*Request*: Count how many lines of the material below have the word "социальная" and give only the number.

====== Record extracts

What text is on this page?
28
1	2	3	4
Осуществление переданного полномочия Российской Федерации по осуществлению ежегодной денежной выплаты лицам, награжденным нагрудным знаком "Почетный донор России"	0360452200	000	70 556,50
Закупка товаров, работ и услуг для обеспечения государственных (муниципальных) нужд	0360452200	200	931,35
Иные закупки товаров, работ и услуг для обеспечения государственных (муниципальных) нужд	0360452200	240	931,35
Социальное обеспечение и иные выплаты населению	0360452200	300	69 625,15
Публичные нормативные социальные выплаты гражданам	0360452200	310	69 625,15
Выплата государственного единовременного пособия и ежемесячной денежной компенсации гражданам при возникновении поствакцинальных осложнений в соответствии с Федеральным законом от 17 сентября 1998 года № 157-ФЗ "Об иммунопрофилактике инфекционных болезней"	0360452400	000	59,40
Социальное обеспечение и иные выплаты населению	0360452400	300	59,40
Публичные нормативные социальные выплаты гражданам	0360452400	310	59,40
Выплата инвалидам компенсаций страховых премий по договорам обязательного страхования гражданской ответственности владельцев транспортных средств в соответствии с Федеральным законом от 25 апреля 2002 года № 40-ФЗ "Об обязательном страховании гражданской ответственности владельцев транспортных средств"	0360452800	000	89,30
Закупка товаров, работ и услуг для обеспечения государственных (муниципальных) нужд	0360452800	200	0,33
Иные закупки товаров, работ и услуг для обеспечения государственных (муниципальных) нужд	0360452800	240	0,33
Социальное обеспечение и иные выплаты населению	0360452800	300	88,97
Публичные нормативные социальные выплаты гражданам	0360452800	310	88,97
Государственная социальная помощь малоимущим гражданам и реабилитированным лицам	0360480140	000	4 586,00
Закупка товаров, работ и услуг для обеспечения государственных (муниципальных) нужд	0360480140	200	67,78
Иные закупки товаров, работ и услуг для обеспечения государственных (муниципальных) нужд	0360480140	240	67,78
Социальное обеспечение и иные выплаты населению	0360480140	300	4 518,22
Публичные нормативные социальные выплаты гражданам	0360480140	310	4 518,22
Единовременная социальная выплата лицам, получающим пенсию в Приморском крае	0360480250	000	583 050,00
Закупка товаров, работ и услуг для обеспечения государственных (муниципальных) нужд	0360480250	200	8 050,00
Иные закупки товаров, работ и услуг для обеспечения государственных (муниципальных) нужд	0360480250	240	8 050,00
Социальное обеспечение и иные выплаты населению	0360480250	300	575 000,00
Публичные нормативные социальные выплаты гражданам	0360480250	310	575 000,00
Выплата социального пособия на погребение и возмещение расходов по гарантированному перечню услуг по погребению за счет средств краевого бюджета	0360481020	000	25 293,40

============

*Response to this task*: 2